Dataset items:
- - - -

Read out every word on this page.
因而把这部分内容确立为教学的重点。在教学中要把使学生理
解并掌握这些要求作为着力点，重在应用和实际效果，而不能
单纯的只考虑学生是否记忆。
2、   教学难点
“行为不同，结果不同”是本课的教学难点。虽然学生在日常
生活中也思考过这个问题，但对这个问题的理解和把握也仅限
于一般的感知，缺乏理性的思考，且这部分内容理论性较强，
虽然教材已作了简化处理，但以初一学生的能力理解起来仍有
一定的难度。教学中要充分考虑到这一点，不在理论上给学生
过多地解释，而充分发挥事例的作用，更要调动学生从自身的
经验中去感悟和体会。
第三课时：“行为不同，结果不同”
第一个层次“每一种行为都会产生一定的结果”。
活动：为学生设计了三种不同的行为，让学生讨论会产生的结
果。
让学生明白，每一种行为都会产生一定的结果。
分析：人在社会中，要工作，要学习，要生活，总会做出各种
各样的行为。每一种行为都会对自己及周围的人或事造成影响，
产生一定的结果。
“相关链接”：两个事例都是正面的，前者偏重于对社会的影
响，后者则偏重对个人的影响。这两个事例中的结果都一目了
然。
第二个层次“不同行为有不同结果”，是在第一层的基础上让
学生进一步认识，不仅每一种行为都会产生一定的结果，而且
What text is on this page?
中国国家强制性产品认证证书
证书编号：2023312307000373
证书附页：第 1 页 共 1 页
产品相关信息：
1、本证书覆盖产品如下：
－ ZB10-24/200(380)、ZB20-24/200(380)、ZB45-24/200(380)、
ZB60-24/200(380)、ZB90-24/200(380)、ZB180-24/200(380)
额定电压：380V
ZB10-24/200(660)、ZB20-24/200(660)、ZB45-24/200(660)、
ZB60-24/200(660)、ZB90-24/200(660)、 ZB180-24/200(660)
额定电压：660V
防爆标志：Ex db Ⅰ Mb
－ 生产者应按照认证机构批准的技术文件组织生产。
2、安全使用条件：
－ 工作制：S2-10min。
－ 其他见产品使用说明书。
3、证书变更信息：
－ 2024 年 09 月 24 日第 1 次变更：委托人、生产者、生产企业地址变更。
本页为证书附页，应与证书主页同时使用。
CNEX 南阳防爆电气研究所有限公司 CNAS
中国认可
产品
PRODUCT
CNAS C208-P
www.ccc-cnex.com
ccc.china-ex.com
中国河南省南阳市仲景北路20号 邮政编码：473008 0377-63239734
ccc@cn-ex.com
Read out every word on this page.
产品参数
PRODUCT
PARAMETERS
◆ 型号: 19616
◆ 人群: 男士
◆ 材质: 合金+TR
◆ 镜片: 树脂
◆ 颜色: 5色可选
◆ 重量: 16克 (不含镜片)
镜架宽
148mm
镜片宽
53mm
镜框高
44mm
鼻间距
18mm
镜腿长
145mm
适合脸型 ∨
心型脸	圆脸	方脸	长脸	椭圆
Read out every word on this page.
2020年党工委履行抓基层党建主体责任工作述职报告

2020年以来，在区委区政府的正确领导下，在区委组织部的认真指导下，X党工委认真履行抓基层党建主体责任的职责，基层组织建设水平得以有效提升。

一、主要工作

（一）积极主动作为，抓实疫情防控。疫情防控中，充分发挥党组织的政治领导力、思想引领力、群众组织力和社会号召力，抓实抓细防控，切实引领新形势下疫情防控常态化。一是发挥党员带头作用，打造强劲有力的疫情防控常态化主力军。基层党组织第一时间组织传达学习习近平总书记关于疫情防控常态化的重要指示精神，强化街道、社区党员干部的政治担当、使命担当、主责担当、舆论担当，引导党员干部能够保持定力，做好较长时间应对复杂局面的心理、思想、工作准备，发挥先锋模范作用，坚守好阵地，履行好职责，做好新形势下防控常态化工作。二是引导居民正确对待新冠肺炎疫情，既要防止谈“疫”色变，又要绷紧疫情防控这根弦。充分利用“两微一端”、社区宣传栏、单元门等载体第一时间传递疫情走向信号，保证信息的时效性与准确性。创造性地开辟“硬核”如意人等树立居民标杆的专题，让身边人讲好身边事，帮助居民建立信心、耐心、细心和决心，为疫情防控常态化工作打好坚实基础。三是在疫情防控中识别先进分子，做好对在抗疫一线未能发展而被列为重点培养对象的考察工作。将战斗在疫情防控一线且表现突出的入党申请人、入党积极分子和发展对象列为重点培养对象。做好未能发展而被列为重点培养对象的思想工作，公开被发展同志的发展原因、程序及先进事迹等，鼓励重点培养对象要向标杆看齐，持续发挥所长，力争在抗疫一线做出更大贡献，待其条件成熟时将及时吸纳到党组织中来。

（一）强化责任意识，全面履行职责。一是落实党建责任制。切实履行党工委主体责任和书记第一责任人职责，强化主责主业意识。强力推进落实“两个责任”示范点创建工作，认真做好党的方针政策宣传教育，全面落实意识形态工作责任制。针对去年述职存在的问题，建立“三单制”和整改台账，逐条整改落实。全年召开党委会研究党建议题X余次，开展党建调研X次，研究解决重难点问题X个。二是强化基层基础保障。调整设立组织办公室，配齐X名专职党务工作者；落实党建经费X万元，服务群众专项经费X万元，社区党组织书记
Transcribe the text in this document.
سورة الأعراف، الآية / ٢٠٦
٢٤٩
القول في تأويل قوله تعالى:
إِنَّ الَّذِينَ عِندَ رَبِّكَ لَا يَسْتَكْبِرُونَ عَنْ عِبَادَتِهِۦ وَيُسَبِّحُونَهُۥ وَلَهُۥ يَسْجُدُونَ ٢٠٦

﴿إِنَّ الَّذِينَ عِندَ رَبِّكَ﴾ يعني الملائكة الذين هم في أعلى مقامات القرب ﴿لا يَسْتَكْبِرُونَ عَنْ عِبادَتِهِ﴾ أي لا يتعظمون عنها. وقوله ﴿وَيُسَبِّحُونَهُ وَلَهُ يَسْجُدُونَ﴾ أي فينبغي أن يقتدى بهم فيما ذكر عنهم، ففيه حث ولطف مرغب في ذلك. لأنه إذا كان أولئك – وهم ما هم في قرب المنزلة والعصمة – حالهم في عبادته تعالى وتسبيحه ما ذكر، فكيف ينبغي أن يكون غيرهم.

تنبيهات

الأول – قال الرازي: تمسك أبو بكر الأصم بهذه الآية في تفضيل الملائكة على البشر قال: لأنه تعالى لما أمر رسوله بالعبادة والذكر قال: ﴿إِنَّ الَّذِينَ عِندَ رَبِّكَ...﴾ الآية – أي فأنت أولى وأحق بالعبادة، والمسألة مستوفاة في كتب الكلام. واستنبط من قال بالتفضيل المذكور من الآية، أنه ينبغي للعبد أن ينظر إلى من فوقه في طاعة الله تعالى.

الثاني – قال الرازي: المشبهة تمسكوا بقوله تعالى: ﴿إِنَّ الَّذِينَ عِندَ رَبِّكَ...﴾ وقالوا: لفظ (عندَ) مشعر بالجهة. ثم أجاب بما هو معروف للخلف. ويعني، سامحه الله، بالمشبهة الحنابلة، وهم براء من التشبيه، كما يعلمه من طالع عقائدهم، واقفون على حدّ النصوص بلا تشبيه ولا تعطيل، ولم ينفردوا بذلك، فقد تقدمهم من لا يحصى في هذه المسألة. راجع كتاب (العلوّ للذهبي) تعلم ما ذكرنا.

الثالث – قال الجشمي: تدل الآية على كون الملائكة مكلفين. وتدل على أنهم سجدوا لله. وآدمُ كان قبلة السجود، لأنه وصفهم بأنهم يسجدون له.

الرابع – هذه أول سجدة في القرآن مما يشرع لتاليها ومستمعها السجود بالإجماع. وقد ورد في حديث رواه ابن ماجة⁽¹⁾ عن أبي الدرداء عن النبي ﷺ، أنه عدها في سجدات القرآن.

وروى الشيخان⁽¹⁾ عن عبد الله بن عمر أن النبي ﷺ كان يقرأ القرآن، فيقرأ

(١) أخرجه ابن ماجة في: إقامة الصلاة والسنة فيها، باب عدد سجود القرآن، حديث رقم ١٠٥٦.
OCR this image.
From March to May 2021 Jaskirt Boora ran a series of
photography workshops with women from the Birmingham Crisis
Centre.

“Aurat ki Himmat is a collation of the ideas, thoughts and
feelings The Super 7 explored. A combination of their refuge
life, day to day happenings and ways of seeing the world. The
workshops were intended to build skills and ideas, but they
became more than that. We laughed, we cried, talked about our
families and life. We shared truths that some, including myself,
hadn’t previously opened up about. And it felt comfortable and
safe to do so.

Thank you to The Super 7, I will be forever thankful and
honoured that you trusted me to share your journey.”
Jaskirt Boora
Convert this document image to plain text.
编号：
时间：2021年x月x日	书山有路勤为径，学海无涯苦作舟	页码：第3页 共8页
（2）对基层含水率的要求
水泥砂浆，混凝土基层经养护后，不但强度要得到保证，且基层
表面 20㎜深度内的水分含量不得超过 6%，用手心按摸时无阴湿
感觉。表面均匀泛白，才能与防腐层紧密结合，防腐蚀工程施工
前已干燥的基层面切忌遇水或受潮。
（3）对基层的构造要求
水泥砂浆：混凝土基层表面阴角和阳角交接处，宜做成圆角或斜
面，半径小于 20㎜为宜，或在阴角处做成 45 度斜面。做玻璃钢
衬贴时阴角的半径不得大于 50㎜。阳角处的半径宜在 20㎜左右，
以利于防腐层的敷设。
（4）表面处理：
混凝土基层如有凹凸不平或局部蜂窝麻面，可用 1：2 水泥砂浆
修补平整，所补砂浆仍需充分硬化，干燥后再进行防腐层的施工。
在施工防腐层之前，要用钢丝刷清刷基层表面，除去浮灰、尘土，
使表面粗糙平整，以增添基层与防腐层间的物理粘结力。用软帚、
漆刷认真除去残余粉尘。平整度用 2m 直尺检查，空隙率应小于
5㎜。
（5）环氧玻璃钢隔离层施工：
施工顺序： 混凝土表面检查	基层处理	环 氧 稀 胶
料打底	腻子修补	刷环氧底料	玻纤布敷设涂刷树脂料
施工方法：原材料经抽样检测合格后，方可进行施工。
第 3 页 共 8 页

- - - -

→ Goal: In the records above, find each line holding "text" and copy it.

→ Task output:
What text is on this page?
Transcribe the text in this document.
Convert this document image to plain text.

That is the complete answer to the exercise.